### Given information

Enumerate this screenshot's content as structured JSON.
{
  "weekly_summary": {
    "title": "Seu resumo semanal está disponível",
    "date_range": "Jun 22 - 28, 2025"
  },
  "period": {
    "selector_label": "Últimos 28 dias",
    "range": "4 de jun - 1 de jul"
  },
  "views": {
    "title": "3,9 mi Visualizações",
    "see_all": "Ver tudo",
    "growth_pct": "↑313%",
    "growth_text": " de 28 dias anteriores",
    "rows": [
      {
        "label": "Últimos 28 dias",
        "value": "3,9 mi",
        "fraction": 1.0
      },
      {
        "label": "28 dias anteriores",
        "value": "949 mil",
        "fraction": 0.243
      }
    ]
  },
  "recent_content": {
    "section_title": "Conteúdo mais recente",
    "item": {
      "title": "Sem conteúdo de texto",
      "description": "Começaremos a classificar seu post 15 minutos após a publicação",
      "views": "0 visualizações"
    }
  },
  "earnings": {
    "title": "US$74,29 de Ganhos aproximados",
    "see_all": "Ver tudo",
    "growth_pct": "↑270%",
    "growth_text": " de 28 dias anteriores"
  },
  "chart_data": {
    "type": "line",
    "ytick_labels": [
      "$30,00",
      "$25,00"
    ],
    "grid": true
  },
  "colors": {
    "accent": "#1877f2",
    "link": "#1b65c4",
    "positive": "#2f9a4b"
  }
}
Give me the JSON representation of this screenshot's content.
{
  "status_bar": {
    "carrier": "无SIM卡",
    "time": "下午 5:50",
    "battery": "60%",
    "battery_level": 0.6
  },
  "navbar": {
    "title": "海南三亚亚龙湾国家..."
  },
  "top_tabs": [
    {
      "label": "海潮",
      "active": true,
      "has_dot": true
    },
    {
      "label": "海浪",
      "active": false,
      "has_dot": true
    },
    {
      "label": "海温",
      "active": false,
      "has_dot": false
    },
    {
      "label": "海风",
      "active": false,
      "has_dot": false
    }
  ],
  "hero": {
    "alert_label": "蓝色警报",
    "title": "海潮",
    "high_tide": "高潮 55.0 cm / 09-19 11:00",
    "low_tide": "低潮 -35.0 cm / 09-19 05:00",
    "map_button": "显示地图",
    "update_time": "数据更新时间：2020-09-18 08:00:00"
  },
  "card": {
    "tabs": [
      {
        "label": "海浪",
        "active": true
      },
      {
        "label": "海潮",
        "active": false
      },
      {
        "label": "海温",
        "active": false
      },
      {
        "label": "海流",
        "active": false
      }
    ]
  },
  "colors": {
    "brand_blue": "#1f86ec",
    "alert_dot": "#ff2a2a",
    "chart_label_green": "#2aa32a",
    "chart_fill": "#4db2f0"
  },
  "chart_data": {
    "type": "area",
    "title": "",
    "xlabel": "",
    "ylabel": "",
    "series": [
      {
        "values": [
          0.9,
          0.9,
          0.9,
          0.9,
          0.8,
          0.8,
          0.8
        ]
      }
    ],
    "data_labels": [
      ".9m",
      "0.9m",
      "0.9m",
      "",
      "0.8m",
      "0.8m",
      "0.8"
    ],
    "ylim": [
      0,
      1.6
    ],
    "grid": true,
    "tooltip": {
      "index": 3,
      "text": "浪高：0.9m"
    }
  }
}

######

#### [What is expected]
Search the data for "this". Copy every matching line.

#### [Exercise result]
Enumerate this screenshot's content as structured JSON.
Give me the JSON representation of this screenshot's content.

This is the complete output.